_To do_
From the entries below, copy out every line with "series" in it.

[Dataset entries on figures]
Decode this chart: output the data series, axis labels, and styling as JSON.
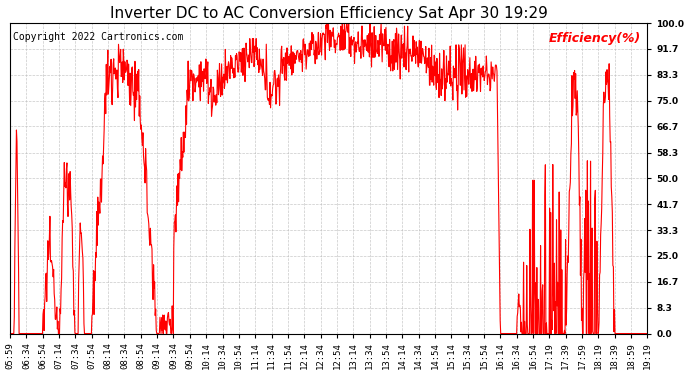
{
  "title": "Inverter DC to AC Conversion Efficiency Sat Apr 30 19:29",
  "copyright": "Copyright 2022 Cartronics.com",
  "legend_label": "Efficiency(%)",
  "line_color": "red",
  "bg_color": "white",
  "grid_color": "#bbbbbb",
  "ylabel_color": "red",
  "yticks": [
    0.0,
    8.3,
    16.7,
    25.0,
    33.3,
    41.7,
    50.0,
    58.3,
    66.7,
    75.0,
    83.3,
    91.7,
    100.0
  ],
  "xtick_labels": [
    "05:59",
    "06:34",
    "06:54",
    "07:14",
    "07:34",
    "07:54",
    "08:14",
    "08:34",
    "08:54",
    "09:14",
    "09:34",
    "09:54",
    "10:14",
    "10:34",
    "10:54",
    "11:14",
    "11:34",
    "11:54",
    "12:14",
    "12:34",
    "12:54",
    "13:14",
    "13:34",
    "13:54",
    "14:14",
    "14:34",
    "14:54",
    "15:14",
    "15:34",
    "15:54",
    "16:14",
    "16:34",
    "16:54",
    "17:19",
    "17:39",
    "17:59",
    "18:19",
    "18:39",
    "18:59",
    "19:19"
  ],
  "ylim": [
    0.0,
    100.0
  ],
  "title_fontsize": 11,
  "copyright_fontsize": 7,
  "legend_fontsize": 9,
  "tick_fontsize": 6.5,
  "line_width": 0.8,
  "figsize": [
    6.9,
    3.75
  ],
  "dpi": 100
}
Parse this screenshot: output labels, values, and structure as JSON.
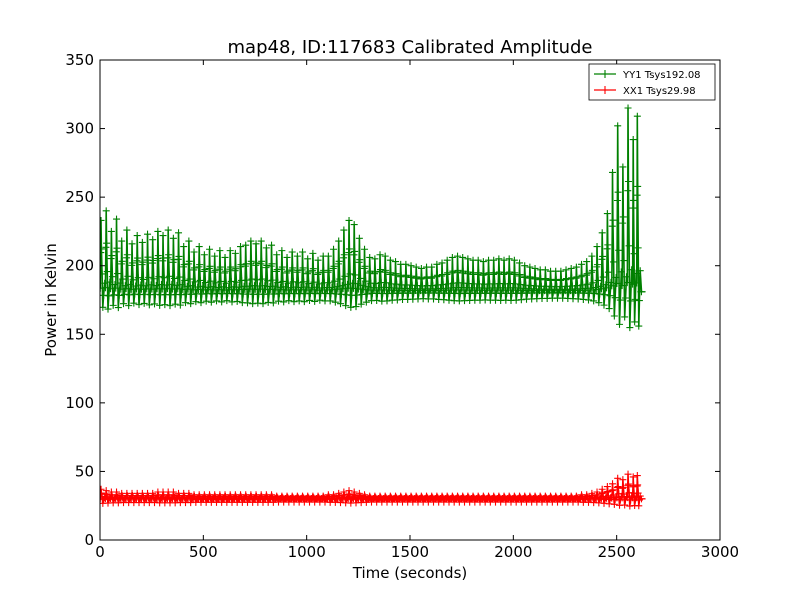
{
  "chart_data": {
    "type": "line",
    "title": "map48, ID:117683 Calibrated Amplitude",
    "xlabel": "Time (seconds)",
    "ylabel": "Power in Kelvin",
    "xlim": [
      0,
      3000
    ],
    "ylim": [
      0,
      350
    ],
    "xticks": [
      0,
      500,
      1000,
      1500,
      2000,
      2500,
      3000
    ],
    "yticks": [
      0,
      50,
      100,
      150,
      200,
      250,
      300,
      350
    ],
    "grid": false,
    "legend_position": "top-right",
    "marker": "+",
    "series": [
      {
        "name": "YY1 Tsys192.08",
        "color": "#008000",
        "baseline": 181,
        "x_start": 0,
        "x_end": 2620,
        "cycle_seconds": 25,
        "peaks": [
          {
            "x": 5,
            "y": 233
          },
          {
            "x": 30,
            "y": 240
          },
          {
            "x": 55,
            "y": 225
          },
          {
            "x": 80,
            "y": 234
          },
          {
            "x": 105,
            "y": 218
          },
          {
            "x": 130,
            "y": 226
          },
          {
            "x": 155,
            "y": 216
          },
          {
            "x": 180,
            "y": 222
          },
          {
            "x": 205,
            "y": 217
          },
          {
            "x": 230,
            "y": 223
          },
          {
            "x": 255,
            "y": 219
          },
          {
            "x": 280,
            "y": 225
          },
          {
            "x": 305,
            "y": 222
          },
          {
            "x": 330,
            "y": 226
          },
          {
            "x": 355,
            "y": 220
          },
          {
            "x": 380,
            "y": 224
          },
          {
            "x": 405,
            "y": 214
          },
          {
            "x": 430,
            "y": 218
          },
          {
            "x": 455,
            "y": 210
          },
          {
            "x": 480,
            "y": 214
          },
          {
            "x": 505,
            "y": 208
          },
          {
            "x": 530,
            "y": 212
          },
          {
            "x": 555,
            "y": 207
          },
          {
            "x": 580,
            "y": 211
          },
          {
            "x": 605,
            "y": 206
          },
          {
            "x": 630,
            "y": 211
          },
          {
            "x": 655,
            "y": 209
          },
          {
            "x": 680,
            "y": 214
          },
          {
            "x": 705,
            "y": 215
          },
          {
            "x": 730,
            "y": 218
          },
          {
            "x": 755,
            "y": 216
          },
          {
            "x": 780,
            "y": 218
          },
          {
            "x": 805,
            "y": 213
          },
          {
            "x": 830,
            "y": 215
          },
          {
            "x": 855,
            "y": 208
          },
          {
            "x": 880,
            "y": 211
          },
          {
            "x": 905,
            "y": 206
          },
          {
            "x": 930,
            "y": 210
          },
          {
            "x": 955,
            "y": 207
          },
          {
            "x": 980,
            "y": 210
          },
          {
            "x": 1005,
            "y": 205
          },
          {
            "x": 1030,
            "y": 209
          },
          {
            "x": 1055,
            "y": 204
          },
          {
            "x": 1080,
            "y": 207
          },
          {
            "x": 1105,
            "y": 207
          },
          {
            "x": 1130,
            "y": 212
          },
          {
            "x": 1155,
            "y": 218
          },
          {
            "x": 1180,
            "y": 226
          },
          {
            "x": 1205,
            "y": 233
          },
          {
            "x": 1230,
            "y": 230
          },
          {
            "x": 1255,
            "y": 220
          },
          {
            "x": 1280,
            "y": 212
          },
          {
            "x": 1305,
            "y": 206
          },
          {
            "x": 1330,
            "y": 205
          },
          {
            "x": 1355,
            "y": 208
          },
          {
            "x": 1380,
            "y": 207
          },
          {
            "x": 1405,
            "y": 204
          },
          {
            "x": 1430,
            "y": 203
          },
          {
            "x": 1455,
            "y": 201
          },
          {
            "x": 1480,
            "y": 201
          },
          {
            "x": 1505,
            "y": 200
          },
          {
            "x": 1530,
            "y": 199
          },
          {
            "x": 1555,
            "y": 198
          },
          {
            "x": 1580,
            "y": 199
          },
          {
            "x": 1605,
            "y": 199
          },
          {
            "x": 1630,
            "y": 201
          },
          {
            "x": 1655,
            "y": 202
          },
          {
            "x": 1680,
            "y": 204
          },
          {
            "x": 1705,
            "y": 206
          },
          {
            "x": 1730,
            "y": 207
          },
          {
            "x": 1755,
            "y": 206
          },
          {
            "x": 1780,
            "y": 205
          },
          {
            "x": 1805,
            "y": 204
          },
          {
            "x": 1830,
            "y": 204
          },
          {
            "x": 1855,
            "y": 203
          },
          {
            "x": 1880,
            "y": 204
          },
          {
            "x": 1905,
            "y": 204
          },
          {
            "x": 1930,
            "y": 205
          },
          {
            "x": 1955,
            "y": 204
          },
          {
            "x": 1980,
            "y": 205
          },
          {
            "x": 2005,
            "y": 204
          },
          {
            "x": 2030,
            "y": 202
          },
          {
            "x": 2055,
            "y": 200
          },
          {
            "x": 2080,
            "y": 199
          },
          {
            "x": 2105,
            "y": 198
          },
          {
            "x": 2130,
            "y": 197
          },
          {
            "x": 2155,
            "y": 197
          },
          {
            "x": 2180,
            "y": 196
          },
          {
            "x": 2205,
            "y": 196
          },
          {
            "x": 2230,
            "y": 196
          },
          {
            "x": 2255,
            "y": 197
          },
          {
            "x": 2280,
            "y": 198
          },
          {
            "x": 2305,
            "y": 199
          },
          {
            "x": 2330,
            "y": 201
          },
          {
            "x": 2355,
            "y": 203
          },
          {
            "x": 2380,
            "y": 207
          },
          {
            "x": 2405,
            "y": 214
          },
          {
            "x": 2430,
            "y": 224
          },
          {
            "x": 2455,
            "y": 238
          },
          {
            "x": 2480,
            "y": 268
          },
          {
            "x": 2505,
            "y": 302
          },
          {
            "x": 2530,
            "y": 272
          },
          {
            "x": 2555,
            "y": 315
          },
          {
            "x": 2580,
            "y": 292
          },
          {
            "x": 2600,
            "y": 309
          }
        ]
      },
      {
        "name": "XX1 Tsys29.98",
        "color": "#ff0000",
        "baseline": 30,
        "x_start": 0,
        "x_end": 2620,
        "cycle_seconds": 25,
        "peaks": [
          {
            "x": 5,
            "y": 37
          },
          {
            "x": 30,
            "y": 36
          },
          {
            "x": 55,
            "y": 35
          },
          {
            "x": 80,
            "y": 35
          },
          {
            "x": 105,
            "y": 34
          },
          {
            "x": 130,
            "y": 34
          },
          {
            "x": 155,
            "y": 34
          },
          {
            "x": 180,
            "y": 34
          },
          {
            "x": 205,
            "y": 34
          },
          {
            "x": 230,
            "y": 34
          },
          {
            "x": 255,
            "y": 34
          },
          {
            "x": 280,
            "y": 35
          },
          {
            "x": 305,
            "y": 35
          },
          {
            "x": 330,
            "y": 35
          },
          {
            "x": 355,
            "y": 35
          },
          {
            "x": 380,
            "y": 34
          },
          {
            "x": 405,
            "y": 34
          },
          {
            "x": 430,
            "y": 34
          },
          {
            "x": 455,
            "y": 33
          },
          {
            "x": 480,
            "y": 33
          },
          {
            "x": 505,
            "y": 33
          },
          {
            "x": 530,
            "y": 33
          },
          {
            "x": 555,
            "y": 33
          },
          {
            "x": 580,
            "y": 33
          },
          {
            "x": 605,
            "y": 33
          },
          {
            "x": 630,
            "y": 33
          },
          {
            "x": 655,
            "y": 33
          },
          {
            "x": 680,
            "y": 33
          },
          {
            "x": 705,
            "y": 33
          },
          {
            "x": 730,
            "y": 33
          },
          {
            "x": 755,
            "y": 33
          },
          {
            "x": 780,
            "y": 33
          },
          {
            "x": 805,
            "y": 33
          },
          {
            "x": 830,
            "y": 33
          },
          {
            "x": 855,
            "y": 32
          },
          {
            "x": 880,
            "y": 32
          },
          {
            "x": 905,
            "y": 32
          },
          {
            "x": 930,
            "y": 32
          },
          {
            "x": 955,
            "y": 32
          },
          {
            "x": 980,
            "y": 32
          },
          {
            "x": 1005,
            "y": 32
          },
          {
            "x": 1030,
            "y": 32
          },
          {
            "x": 1055,
            "y": 32
          },
          {
            "x": 1080,
            "y": 32
          },
          {
            "x": 1105,
            "y": 33
          },
          {
            "x": 1130,
            "y": 33
          },
          {
            "x": 1155,
            "y": 34
          },
          {
            "x": 1180,
            "y": 35
          },
          {
            "x": 1205,
            "y": 36
          },
          {
            "x": 1230,
            "y": 35
          },
          {
            "x": 1255,
            "y": 34
          },
          {
            "x": 1280,
            "y": 33
          },
          {
            "x": 1305,
            "y": 32
          },
          {
            "x": 1330,
            "y": 32
          },
          {
            "x": 1355,
            "y": 32
          },
          {
            "x": 1380,
            "y": 32
          },
          {
            "x": 1405,
            "y": 32
          },
          {
            "x": 1430,
            "y": 32
          },
          {
            "x": 1455,
            "y": 32
          },
          {
            "x": 1480,
            "y": 32
          },
          {
            "x": 1505,
            "y": 32
          },
          {
            "x": 1530,
            "y": 32
          },
          {
            "x": 1555,
            "y": 32
          },
          {
            "x": 1580,
            "y": 32
          },
          {
            "x": 1605,
            "y": 32
          },
          {
            "x": 1630,
            "y": 32
          },
          {
            "x": 1655,
            "y": 32
          },
          {
            "x": 1680,
            "y": 32
          },
          {
            "x": 1705,
            "y": 32
          },
          {
            "x": 1730,
            "y": 32
          },
          {
            "x": 1755,
            "y": 32
          },
          {
            "x": 1780,
            "y": 32
          },
          {
            "x": 1805,
            "y": 32
          },
          {
            "x": 1830,
            "y": 32
          },
          {
            "x": 1855,
            "y": 32
          },
          {
            "x": 1880,
            "y": 32
          },
          {
            "x": 1905,
            "y": 32
          },
          {
            "x": 1930,
            "y": 32
          },
          {
            "x": 1955,
            "y": 32
          },
          {
            "x": 1980,
            "y": 32
          },
          {
            "x": 2005,
            "y": 32
          },
          {
            "x": 2030,
            "y": 32
          },
          {
            "x": 2055,
            "y": 32
          },
          {
            "x": 2080,
            "y": 32
          },
          {
            "x": 2105,
            "y": 32
          },
          {
            "x": 2130,
            "y": 32
          },
          {
            "x": 2155,
            "y": 32
          },
          {
            "x": 2180,
            "y": 32
          },
          {
            "x": 2205,
            "y": 32
          },
          {
            "x": 2230,
            "y": 32
          },
          {
            "x": 2255,
            "y": 32
          },
          {
            "x": 2280,
            "y": 32
          },
          {
            "x": 2305,
            "y": 32
          },
          {
            "x": 2330,
            "y": 33
          },
          {
            "x": 2355,
            "y": 33
          },
          {
            "x": 2380,
            "y": 34
          },
          {
            "x": 2405,
            "y": 35
          },
          {
            "x": 2430,
            "y": 37
          },
          {
            "x": 2455,
            "y": 39
          },
          {
            "x": 2480,
            "y": 41
          },
          {
            "x": 2505,
            "y": 45
          },
          {
            "x": 2530,
            "y": 44
          },
          {
            "x": 2555,
            "y": 48
          },
          {
            "x": 2580,
            "y": 46
          },
          {
            "x": 2600,
            "y": 47
          }
        ]
      }
    ]
  }
}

_Solution to this task_
Decode this chart: output the data series, axis labels, and styling as JSON.
    "series": [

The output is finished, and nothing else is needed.